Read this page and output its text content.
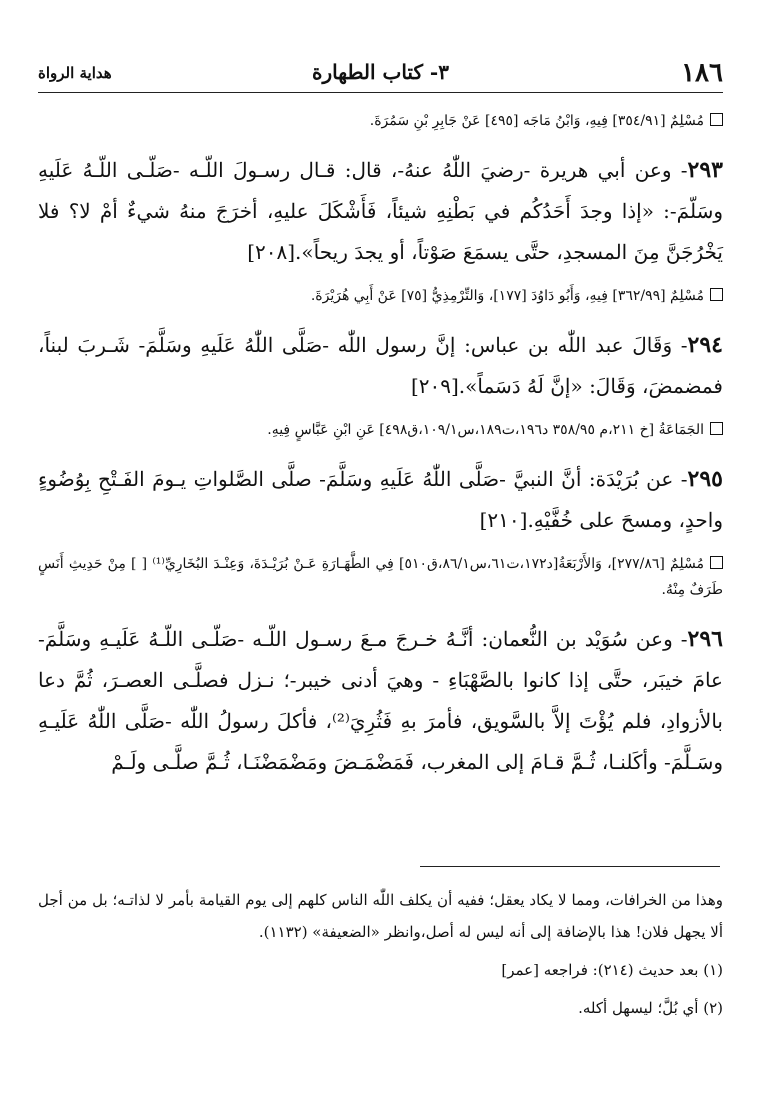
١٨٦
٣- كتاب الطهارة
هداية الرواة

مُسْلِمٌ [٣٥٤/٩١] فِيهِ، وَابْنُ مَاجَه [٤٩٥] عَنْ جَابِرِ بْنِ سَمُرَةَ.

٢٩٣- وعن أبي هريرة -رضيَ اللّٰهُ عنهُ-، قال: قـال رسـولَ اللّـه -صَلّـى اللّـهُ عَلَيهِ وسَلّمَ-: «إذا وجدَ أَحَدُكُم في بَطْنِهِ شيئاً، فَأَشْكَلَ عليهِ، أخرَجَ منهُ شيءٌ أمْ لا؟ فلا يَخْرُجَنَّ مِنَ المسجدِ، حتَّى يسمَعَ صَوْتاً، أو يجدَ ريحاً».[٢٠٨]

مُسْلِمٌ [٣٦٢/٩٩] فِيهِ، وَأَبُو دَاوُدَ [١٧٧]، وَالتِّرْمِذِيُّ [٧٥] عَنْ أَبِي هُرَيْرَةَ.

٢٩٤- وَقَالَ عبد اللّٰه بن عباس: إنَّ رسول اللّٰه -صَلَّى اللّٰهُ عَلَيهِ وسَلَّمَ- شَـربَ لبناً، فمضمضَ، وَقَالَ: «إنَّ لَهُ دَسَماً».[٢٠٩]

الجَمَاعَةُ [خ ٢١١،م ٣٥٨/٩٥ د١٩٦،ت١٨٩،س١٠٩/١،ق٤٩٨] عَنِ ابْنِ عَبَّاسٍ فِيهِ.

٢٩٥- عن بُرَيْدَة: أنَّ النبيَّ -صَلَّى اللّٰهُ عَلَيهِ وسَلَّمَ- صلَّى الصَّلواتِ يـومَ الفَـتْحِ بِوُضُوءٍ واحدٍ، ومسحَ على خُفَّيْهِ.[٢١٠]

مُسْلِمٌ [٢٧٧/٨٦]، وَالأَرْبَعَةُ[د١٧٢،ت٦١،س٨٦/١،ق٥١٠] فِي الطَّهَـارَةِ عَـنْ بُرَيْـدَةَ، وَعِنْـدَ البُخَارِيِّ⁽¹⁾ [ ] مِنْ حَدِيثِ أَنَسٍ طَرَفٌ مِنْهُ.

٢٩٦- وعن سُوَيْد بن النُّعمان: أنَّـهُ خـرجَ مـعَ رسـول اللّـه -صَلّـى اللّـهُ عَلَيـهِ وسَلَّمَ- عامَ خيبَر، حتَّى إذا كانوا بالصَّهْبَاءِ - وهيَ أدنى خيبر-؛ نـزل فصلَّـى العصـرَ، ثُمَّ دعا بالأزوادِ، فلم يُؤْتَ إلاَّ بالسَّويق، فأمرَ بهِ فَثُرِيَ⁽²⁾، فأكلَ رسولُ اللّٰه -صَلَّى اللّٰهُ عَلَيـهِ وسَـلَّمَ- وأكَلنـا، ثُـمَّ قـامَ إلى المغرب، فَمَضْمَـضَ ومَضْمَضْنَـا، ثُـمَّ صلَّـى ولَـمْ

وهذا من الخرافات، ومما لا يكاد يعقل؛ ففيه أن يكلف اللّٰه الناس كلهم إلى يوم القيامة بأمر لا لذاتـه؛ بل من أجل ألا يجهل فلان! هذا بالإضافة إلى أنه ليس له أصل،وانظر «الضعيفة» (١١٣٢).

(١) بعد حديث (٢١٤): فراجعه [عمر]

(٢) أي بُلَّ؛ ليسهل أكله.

+===+

#### WORK REQUIRED
Your task is to transcribe all of the records precisely, with no images included.

#### SOLUTION TO THIS TASK
Read this page and output its text content.
١٨٦
٣- كتاب الطهارة
هداية الرواة

مُسْلِمٌ [٣٥٤/٩١] فِيهِ، وَابْنُ مَاجَه [٤٩٥] عَنْ جَابِرِ بْنِ سَمُرَةَ.

٢٩٣- وعن أبي هريرة -رضيَ اللّٰهُ عنهُ-، قال: قـال رسـولَ اللّـه -صَلّـى اللّـهُ عَلَيهِ وسَلّمَ-: «إذا وجدَ أَحَدُكُم في بَطْنِهِ شيئاً، فَأَشْكَلَ عليهِ، أخرَجَ منهُ شيءٌ أمْ لا؟ فلا يَخْرُجَنَّ مِنَ المسجدِ، حتَّى يسمَعَ صَوْتاً، أو يجدَ ريحاً».[٢٠٨]

مُسْلِمٌ [٣٦٢/٩٩] فِيهِ، وَأَبُو دَاوُدَ [١٧٧]، وَالتِّرْمِذِيُّ [٧٥] عَنْ أَبِي هُرَيْرَةَ.

٢٩٤- وَقَالَ عبد اللّٰه بن عباس: إنَّ رسول اللّٰه -صَلَّى اللّٰهُ عَلَيهِ وسَلَّمَ- شَـربَ لبناً، فمضمضَ، وَقَالَ: «إنَّ لَهُ دَسَماً».[٢٠٩]

الجَمَاعَةُ [خ ٢١١،م ٣٥٨/٩٥ د١٩٦،ت١٨٩،س١٠٩/١،ق٤٩٨] عَنِ ابْنِ عَبَّاسٍ فِيهِ.

٢٩٥- عن بُرَيْدَة: أنَّ النبيَّ -صَلَّى اللّٰهُ عَلَيهِ وسَلَّمَ- صلَّى الصَّلواتِ يـومَ الفَـتْحِ بِوُضُوءٍ واحدٍ، ومسحَ على خُفَّيْهِ.[٢١٠]

مُسْلِمٌ [٢٧٧/٨٦]، وَالأَرْبَعَةُ[د١٧٢،ت٦١،س٨٦/١،ق٥١٠] فِي الطَّهَـارَةِ عَـنْ بُرَيْـدَةَ، وَعِنْـدَ البُخَارِيِّ⁽¹⁾ [ ] مِنْ حَدِيثِ أَنَسٍ طَرَفٌ مِنْهُ.

٢٩٦- وعن سُوَيْد بن النُّعمان: أنَّـهُ خـرجَ مـعَ رسـول اللّـه -صَلّـى اللّـهُ عَلَيـهِ وسَلَّمَ- عامَ خيبَر، حتَّى إذا كانوا بالصَّهْبَاءِ - وهيَ أدنى خيبر-؛ نـزل فصلَّـى العصـرَ، ثُمَّ دعا بالأزوادِ، فلم يُؤْتَ إلاَّ بالسَّويق، فأمرَ بهِ فَثُرِيَ⁽²⁾، فأكلَ رسولُ اللّٰه -صَلَّى اللّٰهُ عَلَيـهِ وسَـلَّمَ- وأكَلنـا، ثُـمَّ قـامَ إلى المغرب، فَمَضْمَـضَ ومَضْمَضْنَـا، ثُـمَّ صلَّـى ولَـمْ

وهذا من الخرافات، ومما لا يكاد يعقل؛ ففيه أن يكلف اللّٰه الناس كلهم إلى يوم القيامة بأمر لا لذاتـه؛ بل من أجل ألا يجهل فلان! هذا بالإضافة إلى أنه ليس له أصل،وانظر «الضعيفة» (١١٣٢).

(١) بعد حديث (٢١٤): فراجعه [عمر]

(٢) أي بُلَّ؛ ليسهل أكله.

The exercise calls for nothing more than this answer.